**Task directions**
Reproduce each of the following records verbatim, line for line.

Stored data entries
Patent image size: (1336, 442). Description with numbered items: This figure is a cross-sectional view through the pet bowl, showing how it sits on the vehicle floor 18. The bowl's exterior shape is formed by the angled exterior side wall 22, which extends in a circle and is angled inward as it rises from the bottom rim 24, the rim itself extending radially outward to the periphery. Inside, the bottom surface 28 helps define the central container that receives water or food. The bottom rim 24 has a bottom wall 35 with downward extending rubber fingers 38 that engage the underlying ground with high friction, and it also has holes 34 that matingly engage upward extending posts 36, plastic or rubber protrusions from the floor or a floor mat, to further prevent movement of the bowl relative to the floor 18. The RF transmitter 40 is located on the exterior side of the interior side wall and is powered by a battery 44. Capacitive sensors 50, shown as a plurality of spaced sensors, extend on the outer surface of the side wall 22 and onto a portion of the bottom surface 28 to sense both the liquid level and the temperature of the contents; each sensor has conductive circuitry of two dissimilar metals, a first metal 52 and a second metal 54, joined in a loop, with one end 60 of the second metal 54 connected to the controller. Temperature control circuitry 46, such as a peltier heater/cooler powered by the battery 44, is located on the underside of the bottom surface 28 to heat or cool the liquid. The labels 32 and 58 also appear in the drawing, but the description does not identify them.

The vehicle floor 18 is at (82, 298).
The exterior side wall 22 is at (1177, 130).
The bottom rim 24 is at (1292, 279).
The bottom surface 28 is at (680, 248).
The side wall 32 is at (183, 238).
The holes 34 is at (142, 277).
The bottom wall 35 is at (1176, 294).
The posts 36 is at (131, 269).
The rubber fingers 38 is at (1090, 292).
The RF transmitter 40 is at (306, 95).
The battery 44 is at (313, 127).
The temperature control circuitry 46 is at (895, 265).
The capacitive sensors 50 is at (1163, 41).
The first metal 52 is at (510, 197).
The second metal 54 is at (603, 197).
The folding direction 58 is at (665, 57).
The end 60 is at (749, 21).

**Written solution**
Patent image size: (1336, 442). Description with numbered items: This figure is a cross-sectional view through the pet bowl, showing how it sits on the vehicle floor 18. The bowl's exterior shape is formed by the angled exterior side wall 22, which extends in a circle and is angled inward as it rises from the bottom rim 24, the rim itself extending radially outward to the periphery. Inside, the bottom surface 28 helps define the central container that receives water or food. The bottom rim 24 has a bottom wall 35 with downward extending rubber fingers 38 that engage the underlying ground with high friction, and it also has holes 34 that matingly engage upward extending posts 36, plastic or rubber protrusions from the floor or a floor mat, to further prevent movement of the bowl relative to the floor 18. The RF transmitter 40 is located on the exterior side of the interior side wall and is powered by a battery 44. Capacitive sensors 50, shown as a plurality of spaced sensors, extend on the outer surface of the side wall 22 and onto a portion of the bottom surface 28 to sense both the liquid level and the temperature of the contents; each sensor has conductive circuitry of two dissimilar metals, a first metal 52 and a second metal 54, joined in a loop, with one end 60 of the second metal 54 connected to the controller. Temperature control circuitry 46, such as a peltier heater/cooler powered by the battery 44, is located on the underside of the bottom surface 28 to heat or cool the liquid. The labels 32 and 58 also appear in the drawing, but the description does not identify them.

The vehicle floor 18 is at (82, 298).
The exterior side wall 22 is at (1177, 130).
The bottom rim 24 is at (1292, 279).
The bottom surface 28 is at (680, 248).
The side wall 32 is at (183, 238).
The holes 34 is at (142, 277).
The bottom wall 35 is at (1176, 294).
The posts 36 is at (131, 269).
The rubber fingers 38 is at (1090, 292).
The RF transmitter 40 is at (306, 95).
The battery 44 is at (313, 127).
The temperature control circuitry 46 is at (895, 265).
The capacitive sensors 50 is at (1163, 41).
The first metal 52 is at (510, 197).
The second metal 54 is at (603, 197).
The folding direction 58 is at (665, 57).
The end 60 is at (749, 21).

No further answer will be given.